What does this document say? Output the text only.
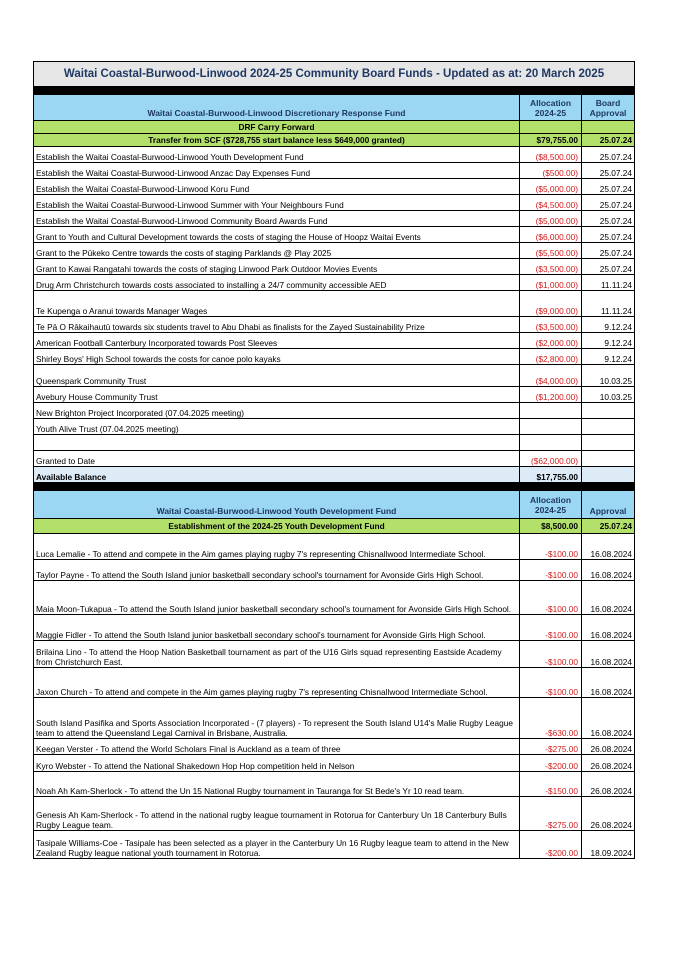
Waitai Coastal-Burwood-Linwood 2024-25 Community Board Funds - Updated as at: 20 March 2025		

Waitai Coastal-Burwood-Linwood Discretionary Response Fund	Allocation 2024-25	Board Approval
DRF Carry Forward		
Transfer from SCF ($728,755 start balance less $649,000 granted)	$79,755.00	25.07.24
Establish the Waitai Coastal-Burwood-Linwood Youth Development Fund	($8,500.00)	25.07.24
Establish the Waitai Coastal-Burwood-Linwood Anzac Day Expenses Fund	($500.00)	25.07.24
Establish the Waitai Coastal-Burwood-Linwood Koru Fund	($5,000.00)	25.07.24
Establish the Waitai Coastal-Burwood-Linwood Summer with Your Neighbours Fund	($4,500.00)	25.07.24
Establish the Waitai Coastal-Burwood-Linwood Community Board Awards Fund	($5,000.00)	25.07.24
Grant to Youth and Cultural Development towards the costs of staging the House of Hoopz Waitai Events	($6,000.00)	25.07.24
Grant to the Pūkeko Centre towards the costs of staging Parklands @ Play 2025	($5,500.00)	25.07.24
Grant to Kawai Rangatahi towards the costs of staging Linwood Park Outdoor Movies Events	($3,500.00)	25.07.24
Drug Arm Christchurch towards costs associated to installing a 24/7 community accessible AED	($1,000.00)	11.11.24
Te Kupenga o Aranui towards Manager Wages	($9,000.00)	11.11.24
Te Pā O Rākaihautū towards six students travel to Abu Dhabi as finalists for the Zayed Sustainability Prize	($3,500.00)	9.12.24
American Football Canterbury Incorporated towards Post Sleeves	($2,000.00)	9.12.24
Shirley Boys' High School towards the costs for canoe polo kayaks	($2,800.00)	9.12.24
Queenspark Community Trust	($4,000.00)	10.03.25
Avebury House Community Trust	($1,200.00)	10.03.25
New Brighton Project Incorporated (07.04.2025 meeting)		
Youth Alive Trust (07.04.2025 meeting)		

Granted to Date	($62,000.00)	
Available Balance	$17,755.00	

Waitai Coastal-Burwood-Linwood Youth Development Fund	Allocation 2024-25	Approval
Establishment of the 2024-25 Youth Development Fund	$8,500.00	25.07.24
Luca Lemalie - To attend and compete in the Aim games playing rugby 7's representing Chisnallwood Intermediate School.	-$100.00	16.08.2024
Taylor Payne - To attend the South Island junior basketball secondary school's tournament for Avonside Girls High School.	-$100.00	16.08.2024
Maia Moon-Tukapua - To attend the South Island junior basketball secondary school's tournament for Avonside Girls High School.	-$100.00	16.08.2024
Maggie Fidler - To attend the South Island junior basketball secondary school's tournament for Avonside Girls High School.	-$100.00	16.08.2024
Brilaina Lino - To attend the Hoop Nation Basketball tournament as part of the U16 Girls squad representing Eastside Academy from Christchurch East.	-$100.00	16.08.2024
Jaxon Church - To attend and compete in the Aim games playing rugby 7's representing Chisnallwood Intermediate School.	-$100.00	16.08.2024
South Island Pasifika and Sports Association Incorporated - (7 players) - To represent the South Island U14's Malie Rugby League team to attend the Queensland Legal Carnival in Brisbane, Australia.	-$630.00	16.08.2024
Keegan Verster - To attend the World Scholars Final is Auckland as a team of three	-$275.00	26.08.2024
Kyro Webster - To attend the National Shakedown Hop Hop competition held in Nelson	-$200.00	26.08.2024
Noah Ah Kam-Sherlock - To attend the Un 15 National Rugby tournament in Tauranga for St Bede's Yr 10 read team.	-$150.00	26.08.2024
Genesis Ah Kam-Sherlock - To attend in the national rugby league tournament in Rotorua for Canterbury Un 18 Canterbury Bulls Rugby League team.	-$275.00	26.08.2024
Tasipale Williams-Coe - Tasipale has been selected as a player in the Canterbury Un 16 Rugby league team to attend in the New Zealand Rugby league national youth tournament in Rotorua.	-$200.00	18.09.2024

# # # # #

• **WHAT YOU WILL DO**
Restate every line of the listing exactly. Pictures are not part of the copy.

• **RESPONSE AREA**
What does this document say? Output the text only.
Waitai Coastal-Burwood-Linwood 2024-25 Community Board Funds - Updated as at: 20 March 2025		

Waitai Coastal-Burwood-Linwood Discretionary Response Fund	Allocation 2024-25	Board Approval
DRF Carry Forward		
Transfer from SCF ($728,755 start balance less $649,000 granted)	$79,755.00	25.07.24
Establish the Waitai Coastal-Burwood-Linwood Youth Development Fund	($8,500.00)	25.07.24
Establish the Waitai Coastal-Burwood-Linwood Anzac Day Expenses Fund	($500.00)	25.07.24
Establish the Waitai Coastal-Burwood-Linwood Koru Fund	($5,000.00)	25.07.24
Establish the Waitai Coastal-Burwood-Linwood Summer with Your Neighbours Fund	($4,500.00)	25.07.24
Establish the Waitai Coastal-Burwood-Linwood Community Board Awards Fund	($5,000.00)	25.07.24
Grant to Youth and Cultural Development towards the costs of staging the House of Hoopz Waitai Events	($6,000.00)	25.07.24
Grant to the Pūkeko Centre towards the costs of staging Parklands @ Play 2025	($5,500.00)	25.07.24
Grant to Kawai Rangatahi towards the costs of staging Linwood Park Outdoor Movies Events	($3,500.00)	25.07.24
Drug Arm Christchurch towards costs associated to installing a 24/7 community accessible AED	($1,000.00)	11.11.24
Te Kupenga o Aranui towards Manager Wages	($9,000.00)	11.11.24
Te Pā O Rākaihautū towards six students travel to Abu Dhabi as finalists for the Zayed Sustainability Prize	($3,500.00)	9.12.24
American Football Canterbury Incorporated towards Post Sleeves	($2,000.00)	9.12.24
Shirley Boys' High School towards the costs for canoe polo kayaks	($2,800.00)	9.12.24
Queenspark Community Trust	($4,000.00)	10.03.25
Avebury House Community Trust	($1,200.00)	10.03.25
New Brighton Project Incorporated (07.04.2025 meeting)		
Youth Alive Trust (07.04.2025 meeting)		

Granted to Date	($62,000.00)	
Available Balance	$17,755.00	

Waitai Coastal-Burwood-Linwood Youth Development Fund	Allocation 2024-25	Approval
Establishment of the 2024-25 Youth Development Fund	$8,500.00	25.07.24
Luca Lemalie - To attend and compete in the Aim games playing rugby 7's representing Chisnallwood Intermediate School.	-$100.00	16.08.2024
Taylor Payne - To attend the South Island junior basketball secondary school's tournament for Avonside Girls High School.	-$100.00	16.08.2024
Maia Moon-Tukapua - To attend the South Island junior basketball secondary school's tournament for Avonside Girls High School.	-$100.00	16.08.2024
Maggie Fidler - To attend the South Island junior basketball secondary school's tournament for Avonside Girls High School.	-$100.00	16.08.2024
Brilaina Lino - To attend the Hoop Nation Basketball tournament as part of the U16 Girls squad representing Eastside Academy from Christchurch East.	-$100.00	16.08.2024
Jaxon Church - To attend and compete in the Aim games playing rugby 7's representing Chisnallwood Intermediate School.	-$100.00	16.08.2024
South Island Pasifika and Sports Association Incorporated - (7 players) - To represent the South Island U14's Malie Rugby League team to attend the Queensland Legal Carnival in Brisbane, Australia.	-$630.00	16.08.2024
Keegan Verster - To attend the World Scholars Final is Auckland as a team of three	-$275.00	26.08.2024
Kyro Webster - To attend the National Shakedown Hop Hop competition held in Nelson	-$200.00	26.08.2024
Noah Ah Kam-Sherlock - To attend the Un 15 National Rugby tournament in Tauranga for St Bede's Yr 10 read team.	-$150.00	26.08.2024
Genesis Ah Kam-Sherlock - To attend in the national rugby league tournament in Rotorua for Canterbury Un 18 Canterbury Bulls Rugby League team.	-$275.00	26.08.2024
Tasipale Williams-Coe - Tasipale has been selected as a player in the Canterbury Un 16 Rugby league team to attend in the New Zealand Rugby league national youth tournament in Rotorua.	-$200.00	18.09.2024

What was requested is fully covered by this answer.